▸ **Dataset**
-- BEGIN --

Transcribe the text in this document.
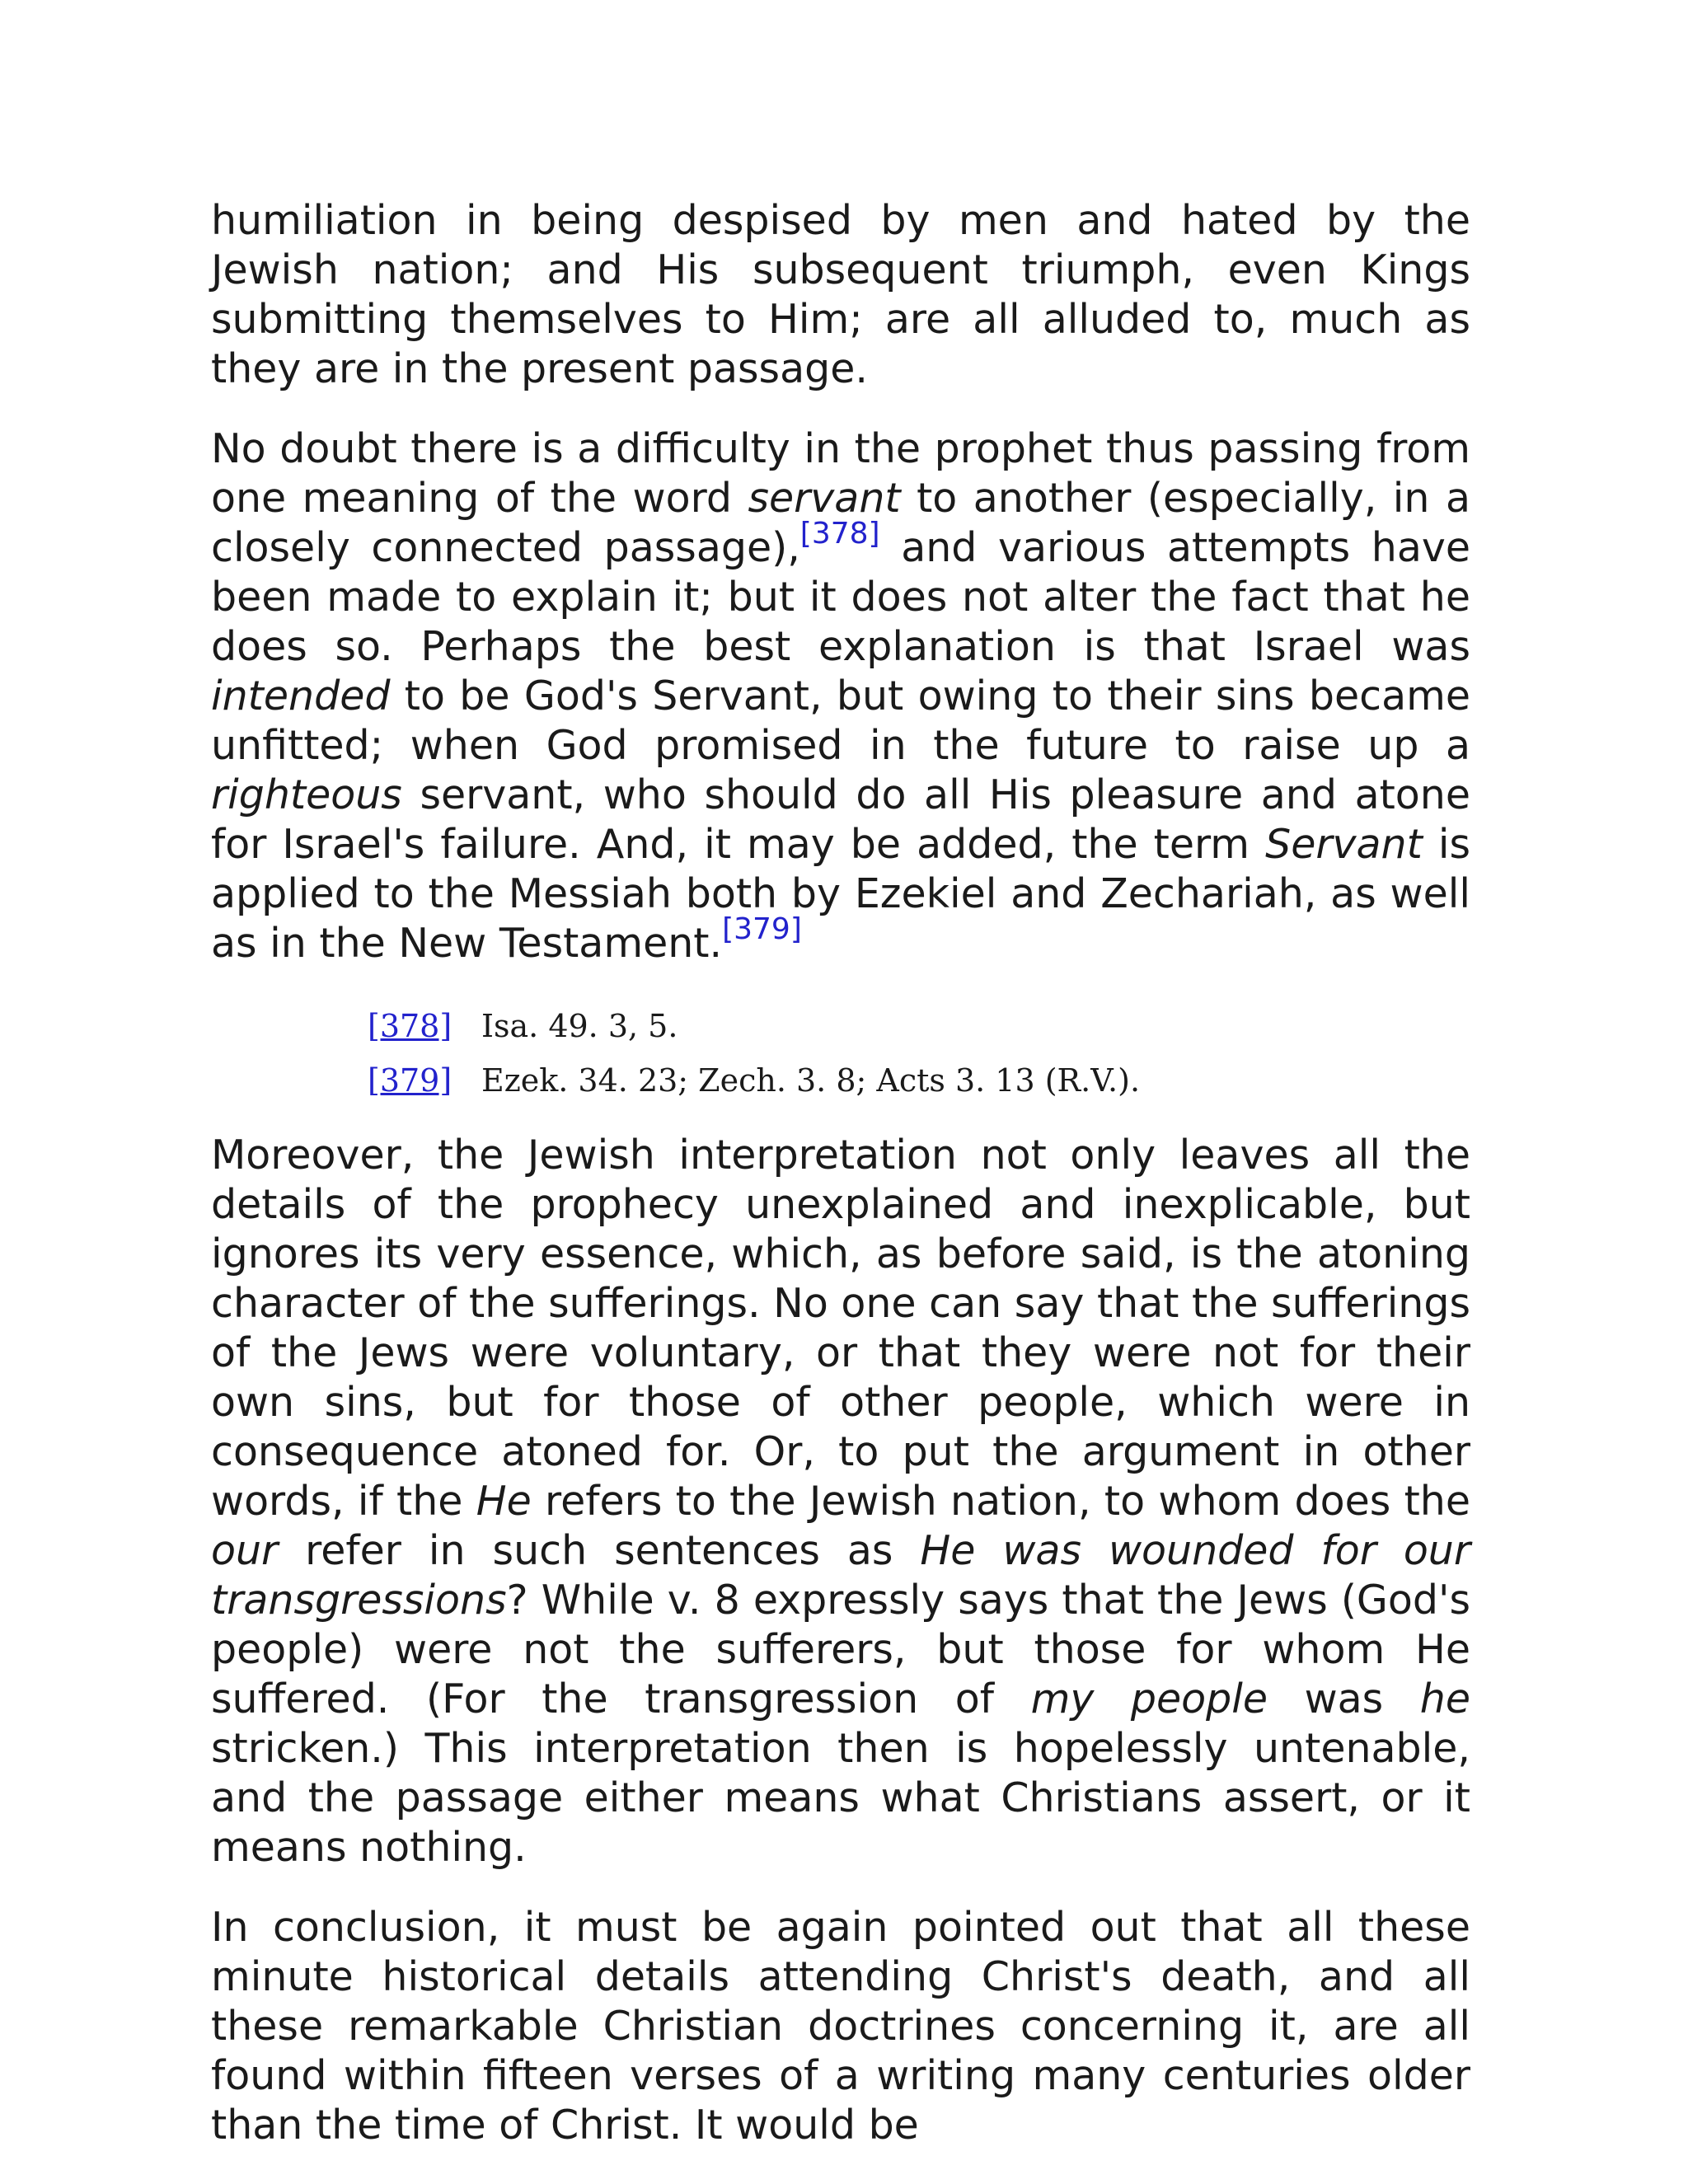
humiliation in being despised by men and hated by the Jewish nation; and His subsequent triumph, even Kings submitting themselves to Him; are all alluded to, much as they are in the present passage.

No doubt there is a difficulty in the prophet thus passing from one meaning of the word servant to another (especially, in a closely connected passage),[378] and various attempts have been made to explain it; but it does not alter the fact that he does so. Perhaps the best explanation is that Israel was intended to be God's Servant, but owing to their sins became unfitted; when God promised in the future to raise up a righteous servant, who should do all His pleasure and atone for Israel's failure. And, it may be added, the term Servant is applied to the Messiah both by Ezekiel and Zechariah, as well as in the New Testament.[379]

[378] Isa. 49. 3, 5.
[379] Ezek. 34. 23; Zech. 3. 8; Acts 3. 13 (R.V.).

Moreover, the Jewish interpretation not only leaves all the details of the prophecy unexplained and inexplicable, but ignores its very essence, which, as before said, is the atoning character of the sufferings. No one can say that the sufferings of the Jews were voluntary, or that they were not for their own sins, but for those of other people, which were in consequence atoned for. Or, to put the argument in other words, if the He refers to the Jewish nation, to whom does the our refer in such sentences as He was wounded for our transgressions? While v. 8 expressly says that the Jews (God's people) were not the sufferers, but those for whom He suffered. (For the transgression of my people was he stricken.) This interpretation then is hopelessly untenable, and the passage either means what Christians assert, or it means nothing.

In conclusion, it must be again pointed out that all these minute historical details attending Christ's death, and all these remarkable Christian doctrines concerning it, are all found within fifteen verses of a writing many centuries older than the time of Christ. It would be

-- END --

▸ **The task**
Write out every record above exactly as it stands, but leave out the pictures.

▸ **Output of the task**
Transcribe the text in this document.
humiliation in being despised by men and hated by the Jewish nation; and His subsequent triumph, even Kings submitting themselves to Him; are all alluded to, much as they are in the present passage.

No doubt there is a difficulty in the prophet thus passing from one meaning of the word servant to another (especially, in a closely connected passage),[378] and various attempts have been made to explain it; but it does not alter the fact that he does so. Perhaps the best explanation is that Israel was intended to be God's Servant, but owing to their sins became unfitted; when God promised in the future to raise up a righteous servant, who should do all His pleasure and atone for Israel's failure. And, it may be added, the term Servant is applied to the Messiah both by Ezekiel and Zechariah, as well as in the New Testament.[379]

[378] Isa. 49. 3, 5.
[379] Ezek. 34. 23; Zech. 3. 8; Acts 3. 13 (R.V.).

Moreover, the Jewish interpretation not only leaves all the details of the prophecy unexplained and inexplicable, but ignores its very essence, which, as before said, is the atoning character of the sufferings. No one can say that the sufferings of the Jews were voluntary, or that they were not for their own sins, but for those of other people, which were in consequence atoned for. Or, to put the argument in other words, if the He refers to the Jewish nation, to whom does the our refer in such sentences as He was wounded for our transgressions? While v. 8 expressly says that the Jews (God's people) were not the sufferers, but those for whom He suffered. (For the transgression of my people was he stricken.) This interpretation then is hopelessly untenable, and the passage either means what Christians assert, or it means nothing.

In conclusion, it must be again pointed out that all these minute historical details attending Christ's death, and all these remarkable Christian doctrines concerning it, are all found within fifteen verses of a writing many centuries older than the time of Christ. It would be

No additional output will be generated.